Copy the records below exactly, omitting any pictures they contain.
(begin)
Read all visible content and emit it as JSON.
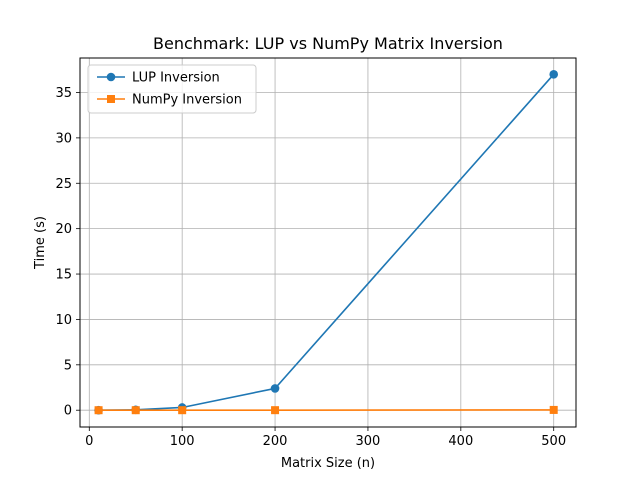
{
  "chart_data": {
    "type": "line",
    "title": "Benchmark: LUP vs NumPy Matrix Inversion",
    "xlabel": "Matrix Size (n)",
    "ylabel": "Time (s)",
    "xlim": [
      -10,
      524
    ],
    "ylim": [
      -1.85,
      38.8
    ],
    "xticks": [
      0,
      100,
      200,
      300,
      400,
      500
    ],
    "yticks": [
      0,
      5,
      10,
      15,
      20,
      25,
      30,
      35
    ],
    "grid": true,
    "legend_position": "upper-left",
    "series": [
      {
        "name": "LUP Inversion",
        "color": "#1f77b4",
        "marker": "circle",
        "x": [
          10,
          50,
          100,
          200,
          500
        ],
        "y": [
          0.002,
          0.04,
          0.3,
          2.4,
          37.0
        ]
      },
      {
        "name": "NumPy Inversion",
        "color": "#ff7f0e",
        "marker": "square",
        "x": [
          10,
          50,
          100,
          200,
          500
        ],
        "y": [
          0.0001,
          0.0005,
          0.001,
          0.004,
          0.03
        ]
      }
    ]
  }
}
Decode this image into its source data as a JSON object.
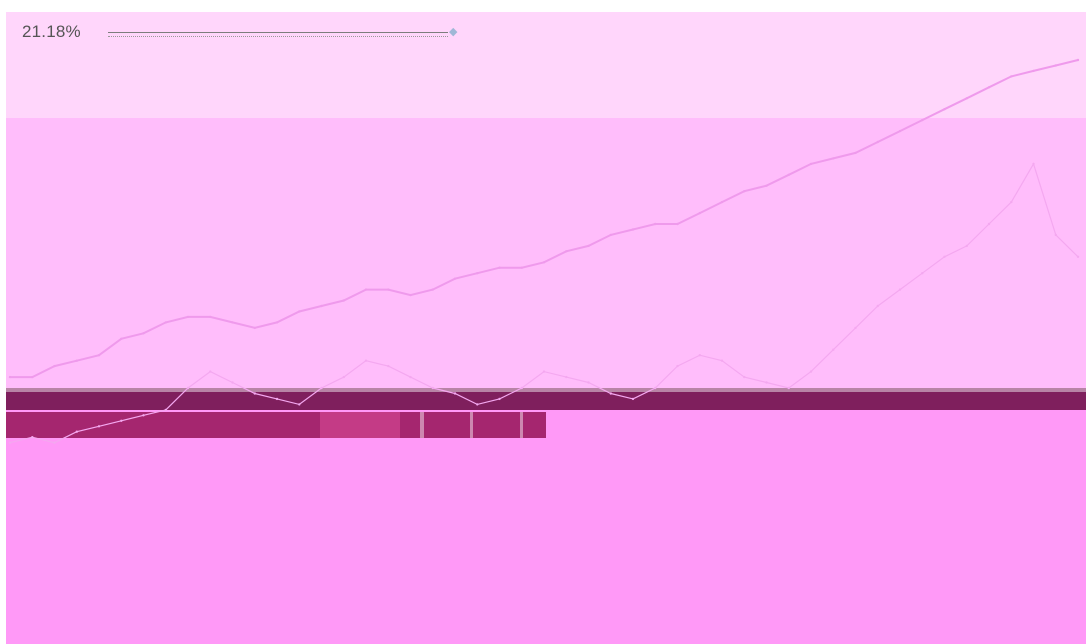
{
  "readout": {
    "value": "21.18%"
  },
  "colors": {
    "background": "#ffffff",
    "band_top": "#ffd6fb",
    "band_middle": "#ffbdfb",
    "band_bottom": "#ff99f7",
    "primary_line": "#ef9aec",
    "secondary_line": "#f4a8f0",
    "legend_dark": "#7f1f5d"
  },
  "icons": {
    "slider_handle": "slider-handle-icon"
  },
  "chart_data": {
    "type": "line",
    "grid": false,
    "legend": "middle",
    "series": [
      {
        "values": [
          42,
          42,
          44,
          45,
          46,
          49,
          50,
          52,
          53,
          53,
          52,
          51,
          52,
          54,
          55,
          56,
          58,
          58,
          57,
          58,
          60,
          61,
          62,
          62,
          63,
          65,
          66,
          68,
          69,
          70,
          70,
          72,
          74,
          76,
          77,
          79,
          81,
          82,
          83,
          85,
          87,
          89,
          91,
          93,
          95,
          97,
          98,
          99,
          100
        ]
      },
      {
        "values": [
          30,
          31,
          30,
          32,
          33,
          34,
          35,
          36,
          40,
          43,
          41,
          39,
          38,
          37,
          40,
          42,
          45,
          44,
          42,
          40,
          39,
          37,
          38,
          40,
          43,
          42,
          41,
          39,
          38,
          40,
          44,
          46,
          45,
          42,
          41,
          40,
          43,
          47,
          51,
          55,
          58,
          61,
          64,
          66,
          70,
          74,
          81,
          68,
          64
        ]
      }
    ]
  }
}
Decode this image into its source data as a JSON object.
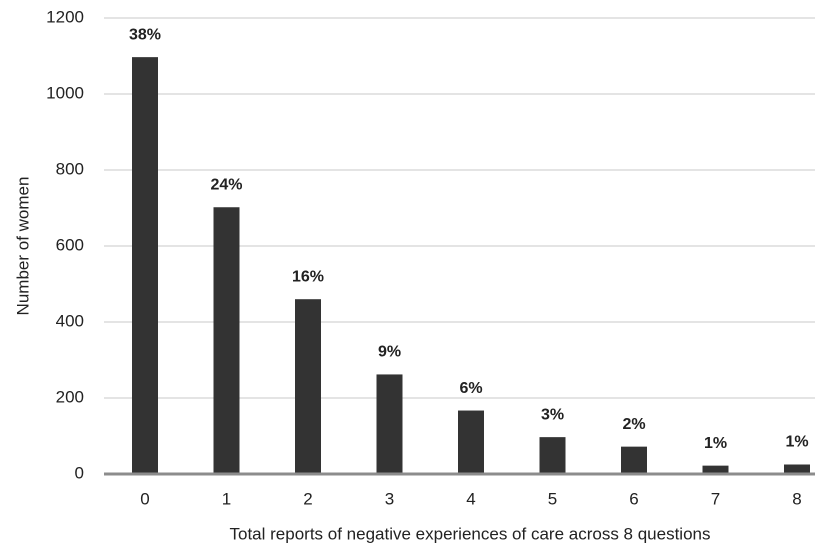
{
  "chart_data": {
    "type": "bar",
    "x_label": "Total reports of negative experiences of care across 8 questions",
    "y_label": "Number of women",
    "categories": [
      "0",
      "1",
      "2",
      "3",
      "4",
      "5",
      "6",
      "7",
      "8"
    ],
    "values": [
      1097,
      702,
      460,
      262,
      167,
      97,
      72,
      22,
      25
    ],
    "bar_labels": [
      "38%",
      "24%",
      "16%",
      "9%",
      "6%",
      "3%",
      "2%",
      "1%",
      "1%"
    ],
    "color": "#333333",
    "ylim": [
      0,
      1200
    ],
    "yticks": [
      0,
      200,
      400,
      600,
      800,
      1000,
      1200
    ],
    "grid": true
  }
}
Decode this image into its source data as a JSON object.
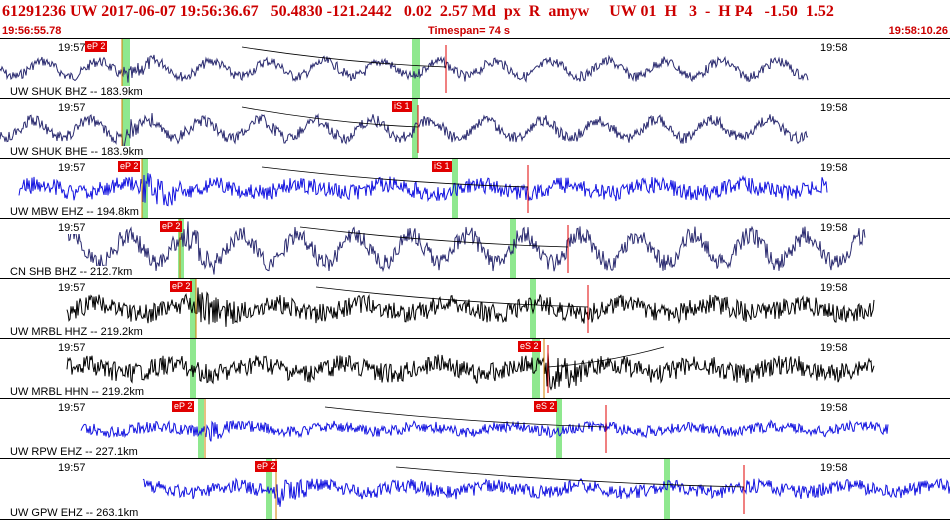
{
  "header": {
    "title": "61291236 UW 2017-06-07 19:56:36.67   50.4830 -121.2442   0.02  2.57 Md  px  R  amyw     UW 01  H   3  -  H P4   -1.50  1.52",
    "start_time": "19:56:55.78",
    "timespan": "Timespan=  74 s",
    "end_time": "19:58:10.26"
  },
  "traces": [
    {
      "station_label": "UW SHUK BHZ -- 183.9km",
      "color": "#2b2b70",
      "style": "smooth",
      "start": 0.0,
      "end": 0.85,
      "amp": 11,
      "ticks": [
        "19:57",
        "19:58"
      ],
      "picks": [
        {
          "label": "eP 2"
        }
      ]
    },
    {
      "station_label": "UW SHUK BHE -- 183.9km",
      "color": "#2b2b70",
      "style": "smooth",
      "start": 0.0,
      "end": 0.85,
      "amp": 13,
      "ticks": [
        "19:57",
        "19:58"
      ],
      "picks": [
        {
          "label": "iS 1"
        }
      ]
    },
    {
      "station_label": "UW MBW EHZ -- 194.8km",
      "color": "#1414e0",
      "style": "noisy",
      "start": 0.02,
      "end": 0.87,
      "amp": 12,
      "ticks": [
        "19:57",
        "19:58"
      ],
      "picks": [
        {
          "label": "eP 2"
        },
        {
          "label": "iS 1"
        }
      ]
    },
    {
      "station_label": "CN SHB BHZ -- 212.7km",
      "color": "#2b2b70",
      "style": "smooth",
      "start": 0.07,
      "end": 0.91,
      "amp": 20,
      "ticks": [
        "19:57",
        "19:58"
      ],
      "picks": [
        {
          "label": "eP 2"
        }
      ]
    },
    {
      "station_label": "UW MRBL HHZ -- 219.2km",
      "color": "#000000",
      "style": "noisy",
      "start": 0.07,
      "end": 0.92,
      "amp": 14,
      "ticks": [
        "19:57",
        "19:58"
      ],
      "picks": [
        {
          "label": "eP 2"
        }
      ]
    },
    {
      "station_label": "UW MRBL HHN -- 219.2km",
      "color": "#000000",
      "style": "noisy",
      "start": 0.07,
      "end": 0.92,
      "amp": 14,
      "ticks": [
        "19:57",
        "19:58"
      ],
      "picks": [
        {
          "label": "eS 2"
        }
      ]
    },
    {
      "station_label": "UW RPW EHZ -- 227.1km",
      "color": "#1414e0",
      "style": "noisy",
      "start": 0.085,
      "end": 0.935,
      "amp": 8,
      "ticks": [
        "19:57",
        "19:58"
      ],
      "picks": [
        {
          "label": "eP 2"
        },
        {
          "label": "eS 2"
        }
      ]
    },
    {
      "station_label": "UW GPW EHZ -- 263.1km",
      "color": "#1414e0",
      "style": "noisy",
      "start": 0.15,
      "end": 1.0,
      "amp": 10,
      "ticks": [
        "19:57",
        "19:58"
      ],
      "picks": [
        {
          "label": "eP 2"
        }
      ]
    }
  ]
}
(end)
### Answer:
Read all visible content and emit it as JSON.
{
  "chart_data": {
    "type": "line",
    "title": "Benchmark: LUP vs NumPy Matrix Inversion",
    "xlabel": "Matrix Size (n)",
    "ylabel": "Time (s)",
    "xlim": [
      -10,
      524
    ],
    "ylim": [
      -1.85,
      38.8
    ],
    "xticks": [
      0,
      100,
      200,
      300,
      400,
      500
    ],
    "yticks": [
      0,
      5,
      10,
      15,
      20,
      25,
      30,
      35
    ],
    "grid": true,
    "legend_position": "upper-left",
    "series": [
      {
        "name": "LUP Inversion",
        "color": "#1f77b4",
        "marker": "circle",
        "x": [
          10,
          50,
          100,
          200,
          500
        ],
        "y": [
          0.002,
          0.04,
          0.3,
          2.4,
          37.0
        ]
      },
      {
        "name": "NumPy Inversion",
        "color": "#ff7f0e",
        "marker": "square",
        "x": [
          10,
          50,
          100,
          200,
          500
        ],
        "y": [
          0.0001,
          0.0005,
          0.001,
          0.004,
          0.03
        ]
      }
    ]
  }
}
Decode this image into its source data as a JSON object.
{
  "readout": {
    "value": "21.18%"
  },
  "colors": {
    "background": "#ffffff",
    "band_top": "#ffd6fb",
    "band_middle": "#ffbdfb",
    "band_bottom": "#ff99f7",
    "primary_line": "#ef9aec",
    "secondary_line": "#f4a8f0",
    "legend_dark": "#7f1f5d"
  },
  "icons": {
    "slider_handle": "slider-handle-icon"
  },
  "chart_data": {
    "type": "line",
    "grid": false,
    "legend": "middle",
    "series": [
      {
        "values": [
          42,
          42,
          44,
          45,
          46,
          49,
          50,
          52,
          53,
          53,
          52,
          51,
          52,
          54,
          55,
          56,
          58,
          58,
          57,
          58,
          60,
          61,
          62,
          62,
          63,
          65,
          66,
          68,
          69,
          70,
          70,
          72,
          74,
          76,
          77,
          79,
          81,
          82,
          83,
          85,
          87,
          89,
          91,
          93,
          95,
          97,
          98,
          99,
          100
        ]
      },
      {
        "values": [
          30,
          31,
          30,
          32,
          33,
          34,
          35,
          36,
          40,
          43,
          41,
          39,
          38,
          37,
          40,
          42,
          45,
          44,
          42,
          40,
          39,
          37,
          38,
          40,
          43,
          42,
          41,
          39,
          38,
          40,
          44,
          46,
          45,
          42,
          41,
          40,
          43,
          47,
          51,
          55,
          58,
          61,
          64,
          66,
          70,
          74,
          81,
          68,
          64
        ]
      }
    ]
  }
}
Decode this image into its source data as a JSON object.
{
  "chart_data": {
    "type": "bar",
    "x_label": "Total reports of negative experiences of care across 8 questions",
    "y_label": "Number of women",
    "categories": [
      "0",
      "1",
      "2",
      "3",
      "4",
      "5",
      "6",
      "7",
      "8"
    ],
    "values": [
      1097,
      702,
      460,
      262,
      167,
      97,
      72,
      22,
      25
    ],
    "bar_labels": [
      "38%",
      "24%",
      "16%",
      "9%",
      "6%",
      "3%",
      "2%",
      "1%",
      "1%"
    ],
    "color": "#333333",
    "ylim": [
      0,
      1200
    ],
    "yticks": [
      0,
      200,
      400,
      600,
      800,
      1000,
      1200
    ],
    "grid": true
  }
}
Decode this image into its source data as a JSON object.
{
  "header": {
    "title": "61291236 UW 2017-06-07 19:56:36.67   50.4830 -121.2442   0.02  2.57 Md  px  R  amyw     UW 01  H   3  -  H P4   -1.50  1.52",
    "start_time": "19:56:55.78",
    "timespan": "Timespan=  74 s",
    "end_time": "19:58:10.26"
  },
  "traces": [
    {
      "station_label": "UW SHUK BHZ -- 183.9km",
      "color": "#2b2b70",
      "style": "smooth",
      "start": 0.0,
      "end": 0.85,
      "amp": 11,
      "ticks": [
        "19:57",
        "19:58"
      ],
      "picks": [
        {
          "label": "eP 2"
        }
      ]
    },
    {
      "station_label": "UW SHUK BHE -- 183.9km",
      "color": "#2b2b70",
      "style": "smooth",
      "start": 0.0,
      "end": 0.85,
      "amp": 13,
      "ticks": [
        "19:57",
        "19:58"
      ],
      "picks": [
        {
          "label": "iS 1"
        }
      ]
    },
    {
      "station_label": "UW MBW EHZ -- 194.8km",
      "color": "#1414e0",
      "style": "noisy",
      "start": 0.02,
      "end": 0.87,
      "amp": 12,
      "ticks": [
        "19:57",
        "19:58"
      ],
      "picks": [
        {
          "label": "eP 2"
        },
        {
          "label": "iS 1"
        }
      ]
    },
    {
      "station_label": "CN SHB BHZ -- 212.7km",
      "color": "#2b2b70",
      "style": "smooth",
      "start": 0.07,
      "end": 0.91,
      "amp": 20,
      "ticks": [
        "19:57",
        "19:58"
      ],
      "picks": [
        {
          "label": "eP 2"
        }
      ]
    },
    {
      "station_label": "UW MRBL HHZ -- 219.2km",
      "color": "#000000",
      "style": "noisy",
      "start": 0.07,
      "end": 0.92,
      "amp": 14,
      "ticks": [
        "19:57",
        "19:58"
      ],
      "picks": [
        {
          "label": "eP 2"
        }
      ]
    },
    {
      "station_label": "UW MRBL HHN -- 219.2km",
      "color": "#000000",
      "style": "noisy",
      "start": 0.07,
      "end": 0.92,
      "amp": 14,
      "ticks": [
        "19:57",
        "19:58"
      ],
      "picks": [
        {
          "label": "eS 2"
        }
      ]
    },
    {
      "station_label": "UW RPW EHZ -- 227.1km",
      "color": "#1414e0",
      "style": "noisy",
      "start": 0.085,
      "end": 0.935,
      "amp": 8,
      "ticks": [
        "19:57",
        "19:58"
      ],
      "picks": [
        {
          "label": "eP 2"
        },
        {
          "label": "eS 2"
        }
      ]
    },
    {
      "station_label": "UW GPW EHZ -- 263.1km",
      "color": "#1414e0",
      "style": "noisy",
      "start": 0.15,
      "end": 1.0,
      "amp": 10,
      "ticks": [
        "19:57",
        "19:58"
      ],
      "picks": [
        {
          "label": "eP 2"
        }
      ]
    }
  ]
}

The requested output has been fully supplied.